**What is asked:** Select and reproduce each line of the listing below that bears the string "cccmpl".
★ ★ ★ ★
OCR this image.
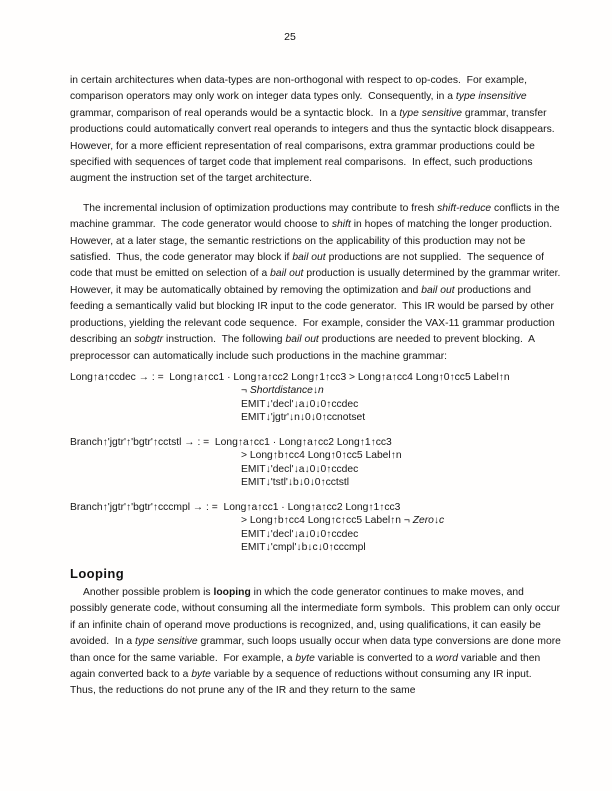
25

in certain architectures when data-types are non-orthogonal with respect to op-codes.  For example, comparison operators may only work on integer data types only.  Consequently, in a type insensitive grammar, comparison of real operands would be a syntactic block.  In a type sensitive grammar, transfer productions could automatically convert real operands to integers and thus the syntactic block disappears.  However, for a more efficient representation of real comparisons, extra grammar productions could be specified with sequences of target code that implement real comparisons.  In effect, such productions augment the instruction set of the target architecture.

The incremental inclusion of optimization productions may contribute to fresh shift-reduce conflicts in the machine grammar.  The code generator would choose to shift in hopes of matching the longer production.  However, at a later stage, the semantic restrictions on the applicability of this production may not be satisfied.  Thus, the code generator may block if bail out productions are not supplied.  The sequence of code that must be emitted on selection of a bail out production is usually determined by the grammar writer.  However, it may be automatically obtained by removing the optimization and bail out productions and feeding a semantically valid but blocking IR input to the code generator.  This IR would be parsed by other productions, yielding the relevant code sequence.  For example, consider the VAX-11 grammar production describing an sobgtr instruction.  The following bail out productions are needed to prevent blocking.  A preprocessor can automatically include such productions in the machine grammar:

Long↑a↑ccdec → : =  Long↑a↑cc1 · Long↑a↑cc2 Long↑1↑cc3 > Long↑a↑cc4 Long↑0↑cc5 Label↑n
¬ Shortdistance↓n
EMIT↓'decl'↓a↓0↓0↑ccdec
EMIT↓'jgtr'↓n↓0↓0↑ccnotset
Branch↑'jgtr'↑'bgtr'↑cctstl → : =  Long↑a↑cc1 · Long↑a↑cc2 Long↑1↑cc3
> Long↑b↑cc4 Long↑0↑cc5 Label↑n
EMIT↓'decl'↓a↓0↓0↑ccdec
EMIT↓'tstl'↓b↓0↓0↑cctstl
Branch↑'jgtr'↑'bgtr'↑cccmpl → : =  Long↑a↑cc1 · Long↑a↑cc2 Long↑1↑cc3
> Long↑b↑cc4 Long↑c↑cc5 Label↑n ¬ Zero↓c
EMIT↓'decl'↓a↓0↓0↑ccdec
EMIT↓'cmpl'↓b↓c↓0↑cccmpl
Looping

Another possible problem is looping in which the code generator continues to make moves, and possibly generate code, without consuming all the intermediate form symbols.  This problem can only occur if an infinite chain of operand move productions is recognized, and, using qualifications, it can easily be avoided.  In a type sensitive grammar, such loops usually occur when data type conversions are done more than once for the same variable.  For example, a byte variable is converted to a word variable and then again converted back to a byte variable by a sequence of reductions without consuming any IR input.  Thus, the reductions do not prune any of the IR and they return to the same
★ ★ ★ ★
**Right answer:**
Branch↑'jgtr'↑'bgtr'↑cccmpl → : =  Long↑a↑cc1 · Long↑a↑cc2 Long↑1↑cc3
EMIT↓'cmpl'↓b↓c↓0↑cccmpl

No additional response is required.